** INSTRUCTIONS TO FOLLOW **
Retype, character for character, the stretch of material that runs from its very first line through the line containing "day-number: 19 bbox=[132, 345, 230, 360]", including both of those lines.

===== EXTRACTED RECORDS =====

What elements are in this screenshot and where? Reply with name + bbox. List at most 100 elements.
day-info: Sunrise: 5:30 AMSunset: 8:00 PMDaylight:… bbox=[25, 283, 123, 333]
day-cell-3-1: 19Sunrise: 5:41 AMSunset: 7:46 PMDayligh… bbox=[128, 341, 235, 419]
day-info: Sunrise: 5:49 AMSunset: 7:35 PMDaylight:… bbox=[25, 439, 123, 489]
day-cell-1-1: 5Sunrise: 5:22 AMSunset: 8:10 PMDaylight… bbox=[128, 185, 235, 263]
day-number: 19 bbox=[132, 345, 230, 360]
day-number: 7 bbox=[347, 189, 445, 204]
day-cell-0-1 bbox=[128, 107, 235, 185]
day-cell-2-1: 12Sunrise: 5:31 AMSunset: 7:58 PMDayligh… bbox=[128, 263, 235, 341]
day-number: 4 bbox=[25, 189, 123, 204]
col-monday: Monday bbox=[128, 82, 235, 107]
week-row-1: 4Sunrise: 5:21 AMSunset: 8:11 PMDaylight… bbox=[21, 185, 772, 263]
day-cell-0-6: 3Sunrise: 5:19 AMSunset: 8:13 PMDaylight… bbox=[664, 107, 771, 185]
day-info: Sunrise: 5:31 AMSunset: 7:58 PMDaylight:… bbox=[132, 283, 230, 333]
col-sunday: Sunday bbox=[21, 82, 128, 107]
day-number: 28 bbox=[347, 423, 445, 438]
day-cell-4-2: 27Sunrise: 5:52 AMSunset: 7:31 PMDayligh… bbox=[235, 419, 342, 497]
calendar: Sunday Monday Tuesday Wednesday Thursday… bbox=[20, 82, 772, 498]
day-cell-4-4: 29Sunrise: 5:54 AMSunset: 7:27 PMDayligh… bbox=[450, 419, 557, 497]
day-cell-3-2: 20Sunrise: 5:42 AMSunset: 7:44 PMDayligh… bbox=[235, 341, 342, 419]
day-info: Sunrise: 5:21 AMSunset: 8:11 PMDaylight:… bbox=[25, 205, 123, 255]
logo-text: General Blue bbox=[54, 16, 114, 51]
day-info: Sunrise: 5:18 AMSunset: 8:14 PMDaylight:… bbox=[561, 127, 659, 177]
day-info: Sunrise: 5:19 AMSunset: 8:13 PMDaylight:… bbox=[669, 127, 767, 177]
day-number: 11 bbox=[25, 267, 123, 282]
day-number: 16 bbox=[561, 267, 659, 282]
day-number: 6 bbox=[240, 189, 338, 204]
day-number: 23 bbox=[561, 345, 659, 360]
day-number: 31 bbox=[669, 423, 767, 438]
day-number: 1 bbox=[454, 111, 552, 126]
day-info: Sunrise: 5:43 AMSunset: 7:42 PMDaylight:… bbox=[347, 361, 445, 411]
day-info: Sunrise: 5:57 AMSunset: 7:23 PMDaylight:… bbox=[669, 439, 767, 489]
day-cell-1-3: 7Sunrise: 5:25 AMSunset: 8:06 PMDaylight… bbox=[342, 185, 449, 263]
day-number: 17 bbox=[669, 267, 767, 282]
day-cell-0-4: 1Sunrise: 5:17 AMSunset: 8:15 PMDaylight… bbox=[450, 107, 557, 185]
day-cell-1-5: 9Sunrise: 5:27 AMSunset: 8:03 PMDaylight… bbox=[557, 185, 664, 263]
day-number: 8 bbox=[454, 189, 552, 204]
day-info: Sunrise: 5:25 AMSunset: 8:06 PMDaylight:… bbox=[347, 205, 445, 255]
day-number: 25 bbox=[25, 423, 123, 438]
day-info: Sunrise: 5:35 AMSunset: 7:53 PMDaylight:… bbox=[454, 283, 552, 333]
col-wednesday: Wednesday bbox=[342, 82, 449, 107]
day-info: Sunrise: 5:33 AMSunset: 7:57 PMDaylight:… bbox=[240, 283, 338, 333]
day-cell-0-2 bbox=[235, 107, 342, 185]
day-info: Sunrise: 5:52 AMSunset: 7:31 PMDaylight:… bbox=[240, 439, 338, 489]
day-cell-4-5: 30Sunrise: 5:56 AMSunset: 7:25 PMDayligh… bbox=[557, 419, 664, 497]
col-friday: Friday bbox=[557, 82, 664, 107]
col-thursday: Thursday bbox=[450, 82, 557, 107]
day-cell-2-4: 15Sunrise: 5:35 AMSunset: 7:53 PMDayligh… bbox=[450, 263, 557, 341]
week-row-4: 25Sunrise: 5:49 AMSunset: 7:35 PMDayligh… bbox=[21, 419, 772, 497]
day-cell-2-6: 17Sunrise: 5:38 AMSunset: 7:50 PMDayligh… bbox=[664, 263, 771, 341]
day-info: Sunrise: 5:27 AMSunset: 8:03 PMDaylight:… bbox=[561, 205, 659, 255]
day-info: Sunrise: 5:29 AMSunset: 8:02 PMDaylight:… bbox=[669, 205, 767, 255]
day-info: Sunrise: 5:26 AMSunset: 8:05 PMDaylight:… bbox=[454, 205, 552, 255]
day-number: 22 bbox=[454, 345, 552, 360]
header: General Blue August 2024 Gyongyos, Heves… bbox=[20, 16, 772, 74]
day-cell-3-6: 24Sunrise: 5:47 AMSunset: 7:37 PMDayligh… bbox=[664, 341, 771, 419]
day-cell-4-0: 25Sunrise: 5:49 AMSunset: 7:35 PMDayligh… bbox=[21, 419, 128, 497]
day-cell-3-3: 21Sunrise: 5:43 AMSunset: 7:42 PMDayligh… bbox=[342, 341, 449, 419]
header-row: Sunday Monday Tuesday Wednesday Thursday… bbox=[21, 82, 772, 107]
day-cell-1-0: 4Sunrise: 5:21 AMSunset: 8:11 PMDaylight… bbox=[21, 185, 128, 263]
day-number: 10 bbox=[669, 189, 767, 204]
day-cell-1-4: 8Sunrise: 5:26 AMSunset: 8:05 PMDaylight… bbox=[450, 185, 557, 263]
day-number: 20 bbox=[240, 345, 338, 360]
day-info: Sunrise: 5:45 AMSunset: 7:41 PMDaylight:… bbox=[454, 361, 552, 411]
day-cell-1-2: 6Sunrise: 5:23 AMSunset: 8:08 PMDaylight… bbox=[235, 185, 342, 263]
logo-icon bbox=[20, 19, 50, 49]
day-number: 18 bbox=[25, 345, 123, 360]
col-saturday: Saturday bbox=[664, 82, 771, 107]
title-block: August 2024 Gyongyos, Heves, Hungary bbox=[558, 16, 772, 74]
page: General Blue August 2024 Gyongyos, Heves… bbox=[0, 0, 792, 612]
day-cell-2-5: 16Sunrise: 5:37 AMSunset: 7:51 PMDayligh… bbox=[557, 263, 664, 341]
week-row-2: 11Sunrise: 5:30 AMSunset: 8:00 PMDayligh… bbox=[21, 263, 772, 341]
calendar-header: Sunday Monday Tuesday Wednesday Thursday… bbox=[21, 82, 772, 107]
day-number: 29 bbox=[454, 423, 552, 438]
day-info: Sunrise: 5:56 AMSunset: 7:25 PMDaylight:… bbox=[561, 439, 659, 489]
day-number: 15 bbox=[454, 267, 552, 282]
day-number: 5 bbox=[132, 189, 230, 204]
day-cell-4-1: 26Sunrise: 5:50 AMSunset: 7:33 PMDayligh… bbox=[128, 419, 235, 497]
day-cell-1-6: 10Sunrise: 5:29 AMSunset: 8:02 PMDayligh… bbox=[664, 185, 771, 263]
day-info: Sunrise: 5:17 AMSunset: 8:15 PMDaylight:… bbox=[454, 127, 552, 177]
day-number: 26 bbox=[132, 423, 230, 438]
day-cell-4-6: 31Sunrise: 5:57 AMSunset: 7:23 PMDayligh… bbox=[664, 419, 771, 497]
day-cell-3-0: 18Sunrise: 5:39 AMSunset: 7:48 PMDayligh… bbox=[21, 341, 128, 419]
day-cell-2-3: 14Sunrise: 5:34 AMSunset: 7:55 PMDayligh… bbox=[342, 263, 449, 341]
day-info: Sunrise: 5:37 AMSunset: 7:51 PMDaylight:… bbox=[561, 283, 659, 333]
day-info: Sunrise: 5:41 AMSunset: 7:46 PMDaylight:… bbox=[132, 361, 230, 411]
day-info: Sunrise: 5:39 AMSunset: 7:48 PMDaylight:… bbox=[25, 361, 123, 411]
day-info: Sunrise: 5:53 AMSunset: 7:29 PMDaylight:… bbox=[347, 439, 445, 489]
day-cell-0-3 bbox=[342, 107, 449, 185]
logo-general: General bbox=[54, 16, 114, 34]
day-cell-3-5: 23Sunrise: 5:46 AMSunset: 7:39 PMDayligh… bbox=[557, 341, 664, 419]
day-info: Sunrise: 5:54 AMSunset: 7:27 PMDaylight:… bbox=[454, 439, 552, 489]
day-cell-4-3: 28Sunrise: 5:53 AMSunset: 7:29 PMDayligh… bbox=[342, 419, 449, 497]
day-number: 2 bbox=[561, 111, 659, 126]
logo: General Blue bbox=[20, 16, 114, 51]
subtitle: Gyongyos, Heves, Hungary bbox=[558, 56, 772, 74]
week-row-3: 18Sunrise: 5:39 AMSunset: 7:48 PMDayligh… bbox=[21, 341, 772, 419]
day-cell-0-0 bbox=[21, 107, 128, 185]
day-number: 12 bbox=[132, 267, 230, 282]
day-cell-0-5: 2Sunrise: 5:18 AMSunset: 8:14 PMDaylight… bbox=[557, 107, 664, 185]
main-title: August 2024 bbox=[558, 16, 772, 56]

=====

** FINISHED EXERCISE **
What elements are in this screenshot and where? Reply with name + bbox. List at most 100 elements.
day-info: Sunrise: 5:30 AMSunset: 8:00 PMDaylight:… bbox=[25, 283, 123, 333]
day-cell-3-1: 19Sunrise: 5:41 AMSunset: 7:46 PMDayligh… bbox=[128, 341, 235, 419]
day-info: Sunrise: 5:49 AMSunset: 7:35 PMDaylight:… bbox=[25, 439, 123, 489]
day-cell-1-1: 5Sunrise: 5:22 AMSunset: 8:10 PMDaylight… bbox=[128, 185, 235, 263]
day-number: 19 bbox=[132, 345, 230, 360]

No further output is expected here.